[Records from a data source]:
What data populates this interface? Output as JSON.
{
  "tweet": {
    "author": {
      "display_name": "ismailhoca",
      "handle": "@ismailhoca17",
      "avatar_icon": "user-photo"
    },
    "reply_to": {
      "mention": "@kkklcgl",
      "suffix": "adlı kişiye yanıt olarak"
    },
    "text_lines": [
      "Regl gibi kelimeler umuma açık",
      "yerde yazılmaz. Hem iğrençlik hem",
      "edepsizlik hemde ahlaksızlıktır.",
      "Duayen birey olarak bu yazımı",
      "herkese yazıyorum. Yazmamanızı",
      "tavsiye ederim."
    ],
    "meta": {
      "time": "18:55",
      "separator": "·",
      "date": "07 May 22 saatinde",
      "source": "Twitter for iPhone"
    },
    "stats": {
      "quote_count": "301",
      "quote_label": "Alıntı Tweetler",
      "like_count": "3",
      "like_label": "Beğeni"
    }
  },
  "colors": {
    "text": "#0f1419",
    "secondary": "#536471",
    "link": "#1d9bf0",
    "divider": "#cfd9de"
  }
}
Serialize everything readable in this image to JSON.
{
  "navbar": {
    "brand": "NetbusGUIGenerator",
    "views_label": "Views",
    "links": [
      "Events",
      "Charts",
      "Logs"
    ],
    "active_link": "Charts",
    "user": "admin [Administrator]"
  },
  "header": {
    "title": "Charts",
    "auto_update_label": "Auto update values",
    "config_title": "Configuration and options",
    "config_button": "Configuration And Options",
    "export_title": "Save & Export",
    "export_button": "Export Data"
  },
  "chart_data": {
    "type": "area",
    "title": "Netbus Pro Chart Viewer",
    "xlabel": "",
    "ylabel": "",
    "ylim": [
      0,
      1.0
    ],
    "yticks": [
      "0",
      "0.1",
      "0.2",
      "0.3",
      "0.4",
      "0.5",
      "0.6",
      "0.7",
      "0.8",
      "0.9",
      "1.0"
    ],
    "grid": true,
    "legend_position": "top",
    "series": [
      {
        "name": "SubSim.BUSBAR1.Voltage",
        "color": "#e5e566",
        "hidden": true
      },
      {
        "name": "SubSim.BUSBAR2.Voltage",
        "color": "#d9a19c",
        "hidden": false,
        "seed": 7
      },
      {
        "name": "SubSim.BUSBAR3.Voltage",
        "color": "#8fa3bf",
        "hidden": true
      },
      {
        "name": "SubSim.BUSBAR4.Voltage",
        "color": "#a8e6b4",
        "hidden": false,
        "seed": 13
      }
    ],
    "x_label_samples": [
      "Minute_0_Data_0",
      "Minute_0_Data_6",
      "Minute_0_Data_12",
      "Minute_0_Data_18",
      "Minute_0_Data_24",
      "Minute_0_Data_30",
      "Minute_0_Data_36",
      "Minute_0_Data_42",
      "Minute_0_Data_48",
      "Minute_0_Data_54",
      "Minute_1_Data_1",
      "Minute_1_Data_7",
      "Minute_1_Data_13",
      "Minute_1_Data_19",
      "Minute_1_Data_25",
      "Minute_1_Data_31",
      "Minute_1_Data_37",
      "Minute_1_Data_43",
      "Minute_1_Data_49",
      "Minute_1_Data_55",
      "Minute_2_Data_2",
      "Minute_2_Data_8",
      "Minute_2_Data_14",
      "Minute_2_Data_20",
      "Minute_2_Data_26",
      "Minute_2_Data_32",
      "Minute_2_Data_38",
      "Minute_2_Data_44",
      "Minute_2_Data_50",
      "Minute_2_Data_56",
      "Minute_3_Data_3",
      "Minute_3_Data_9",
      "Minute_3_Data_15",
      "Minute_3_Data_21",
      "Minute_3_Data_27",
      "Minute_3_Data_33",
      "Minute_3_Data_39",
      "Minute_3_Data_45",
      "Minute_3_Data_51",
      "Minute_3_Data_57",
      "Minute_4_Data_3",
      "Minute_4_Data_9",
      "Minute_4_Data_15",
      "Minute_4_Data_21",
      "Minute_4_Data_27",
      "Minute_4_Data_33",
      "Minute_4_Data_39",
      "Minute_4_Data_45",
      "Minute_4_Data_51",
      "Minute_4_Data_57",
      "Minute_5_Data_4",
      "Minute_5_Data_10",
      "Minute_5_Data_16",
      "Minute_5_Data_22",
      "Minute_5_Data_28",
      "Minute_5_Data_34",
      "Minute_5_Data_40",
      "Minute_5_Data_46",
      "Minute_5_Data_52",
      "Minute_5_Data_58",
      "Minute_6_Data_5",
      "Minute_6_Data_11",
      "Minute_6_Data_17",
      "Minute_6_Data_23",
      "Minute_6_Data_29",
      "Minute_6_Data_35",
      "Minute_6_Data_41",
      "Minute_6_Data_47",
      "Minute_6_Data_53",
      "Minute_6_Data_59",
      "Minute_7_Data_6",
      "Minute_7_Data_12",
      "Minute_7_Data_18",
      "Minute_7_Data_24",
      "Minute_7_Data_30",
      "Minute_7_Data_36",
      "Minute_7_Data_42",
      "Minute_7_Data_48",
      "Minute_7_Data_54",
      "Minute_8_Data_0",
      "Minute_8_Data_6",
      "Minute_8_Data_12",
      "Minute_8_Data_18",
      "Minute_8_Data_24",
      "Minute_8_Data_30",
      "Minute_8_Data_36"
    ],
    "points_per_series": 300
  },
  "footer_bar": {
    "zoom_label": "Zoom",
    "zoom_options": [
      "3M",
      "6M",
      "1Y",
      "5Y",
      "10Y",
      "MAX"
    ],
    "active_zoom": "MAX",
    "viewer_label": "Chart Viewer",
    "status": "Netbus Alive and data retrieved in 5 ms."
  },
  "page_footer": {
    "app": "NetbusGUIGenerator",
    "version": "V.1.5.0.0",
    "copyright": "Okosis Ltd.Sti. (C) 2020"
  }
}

[Goal]: Please reproduce all of the entries exactly as they stand.

[Full response]:
What data populates this interface? Output as JSON.
{
  "tweet": {
    "author": {
      "display_name": "ismailhoca",
      "handle": "@ismailhoca17",
      "avatar_icon": "user-photo"
    },
    "reply_to": {
      "mention": "@kkklcgl",
      "suffix": "adlı kişiye yanıt olarak"
    },
    "text_lines": [
      "Regl gibi kelimeler umuma açık",
      "yerde yazılmaz. Hem iğrençlik hem",
      "edepsizlik hemde ahlaksızlıktır.",
      "Duayen birey olarak bu yazımı",
      "herkese yazıyorum. Yazmamanızı",
      "tavsiye ederim."
    ],
    "meta": {
      "time": "18:55",
      "separator": "·",
      "date": "07 May 22 saatinde",
      "source": "Twitter for iPhone"
    },
    "stats": {
      "quote_count": "301",
      "quote_label": "Alıntı Tweetler",
      "like_count": "3",
      "like_label": "Beğeni"
    }
  },
  "colors": {
    "text": "#0f1419",
    "secondary": "#536471",
    "link": "#1d9bf0",
    "divider": "#cfd9de"
  }
}
Serialize everything readable in this image to JSON.
{
  "navbar": {
    "brand": "NetbusGUIGenerator",
    "views_label": "Views",
    "links": [
      "Events",
      "Charts",
      "Logs"
    ],
    "active_link": "Charts",
    "user": "admin [Administrator]"
  },
  "header": {
    "title": "Charts",
    "auto_update_label": "Auto update values",
    "config_title": "Configuration and options",
    "config_button": "Configuration And Options",
    "export_title": "Save & Export",
    "export_button": "Export Data"
  },
  "chart_data": {
    "type": "area",
    "title": "Netbus Pro Chart Viewer",
    "xlabel": "",
    "ylabel": "",
    "ylim": [
      0,
      1.0
    ],
    "yticks": [
      "0",
      "0.1",
      "0.2",
      "0.3",
      "0.4",
      "0.5",
      "0.6",
      "0.7",
      "0.8",
      "0.9",
      "1.0"
    ],
    "grid": true,
    "legend_position": "top",
    "series": [
      {
        "name": "SubSim.BUSBAR1.Voltage",
        "color": "#e5e566",
        "hidden": true
      },
      {
        "name": "SubSim.BUSBAR2.Voltage",
        "color": "#d9a19c",
        "hidden": false,
        "seed": 7
      },
      {
        "name": "SubSim.BUSBAR3.Voltage",
        "color": "#8fa3bf",
        "hidden": true
      },
      {
        "name": "SubSim.BUSBAR4.Voltage",
        "color": "#a8e6b4",
        "hidden": false,
        "seed": 13
      }
    ],
    "x_label_samples": [
      "Minute_0_Data_0",
      "Minute_0_Data_6",
      "Minute_0_Data_12",
      "Minute_0_Data_18",
      "Minute_0_Data_24",
      "Minute_0_Data_30",
      "Minute_0_Data_36",
      "Minute_0_Data_42",
      "Minute_0_Data_48",
      "Minute_0_Data_54",
      "Minute_1_Data_1",
      "Minute_1_Data_7",
      "Minute_1_Data_13",
      "Minute_1_Data_19",
      "Minute_1_Data_25",
      "Minute_1_Data_31",
      "Minute_1_Data_37",
      "Minute_1_Data_43",
      "Minute_1_Data_49",
      "Minute_1_Data_55",
      "Minute_2_Data_2",
      "Minute_2_Data_8",
      "Minute_2_Data_14",
      "Minute_2_Data_20",
      "Minute_2_Data_26",
      "Minute_2_Data_32",
      "Minute_2_Data_38",
      "Minute_2_Data_44",
      "Minute_2_Data_50",
      "Minute_2_Data_56",
      "Minute_3_Data_3",
      "Minute_3_Data_9",
      "Minute_3_Data_15",
      "Minute_3_Data_21",
      "Minute_3_Data_27",
      "Minute_3_Data_33",
      "Minute_3_Data_39",
      "Minute_3_Data_45",
      "Minute_3_Data_51",
      "Minute_3_Data_57",
      "Minute_4_Data_3",
      "Minute_4_Data_9",
      "Minute_4_Data_15",
      "Minute_4_Data_21",
      "Minute_4_Data_27",
      "Minute_4_Data_33",
      "Minute_4_Data_39",
      "Minute_4_Data_45",
      "Minute_4_Data_51",
      "Minute_4_Data_57",
      "Minute_5_Data_4",
      "Minute_5_Data_10",
      "Minute_5_Data_16",
      "Minute_5_Data_22",
      "Minute_5_Data_28",
      "Minute_5_Data_34",
      "Minute_5_Data_40",
      "Minute_5_Data_46",
      "Minute_5_Data_52",
      "Minute_5_Data_58",
      "Minute_6_Data_5",
      "Minute_6_Data_11",
      "Minute_6_Data_17",
      "Minute_6_Data_23",
      "Minute_6_Data_29",
      "Minute_6_Data_35",
      "Minute_6_Data_41",
      "Minute_6_Data_47",
      "Minute_6_Data_53",
      "Minute_6_Data_59",
      "Minute_7_Data_6",
      "Minute_7_Data_12",
      "Minute_7_Data_18",
      "Minute_7_Data_24",
      "Minute_7_Data_30",
      "Minute_7_Data_36",
      "Minute_7_Data_42",
      "Minute_7_Data_48",
      "Minute_7_Data_54",
      "Minute_8_Data_0",
      "Minute_8_Data_6",
      "Minute_8_Data_12",
      "Minute_8_Data_18",
      "Minute_8_Data_24",
      "Minute_8_Data_30",
      "Minute_8_Data_36"
    ],
    "points_per_series": 300
  },
  "footer_bar": {
    "zoom_label": "Zoom",
    "zoom_options": [
      "3M",
      "6M",
      "1Y",
      "5Y",
      "10Y",
      "MAX"
    ],
    "active_zoom": "MAX",
    "viewer_label": "Chart Viewer",
    "status": "Netbus Alive and data retrieved in 5 ms."
  },
  "page_footer": {
    "app": "NetbusGUIGenerator",
    "version": "V.1.5.0.0",
    "copyright": "Okosis Ltd.Sti. (C) 2020"
  }
}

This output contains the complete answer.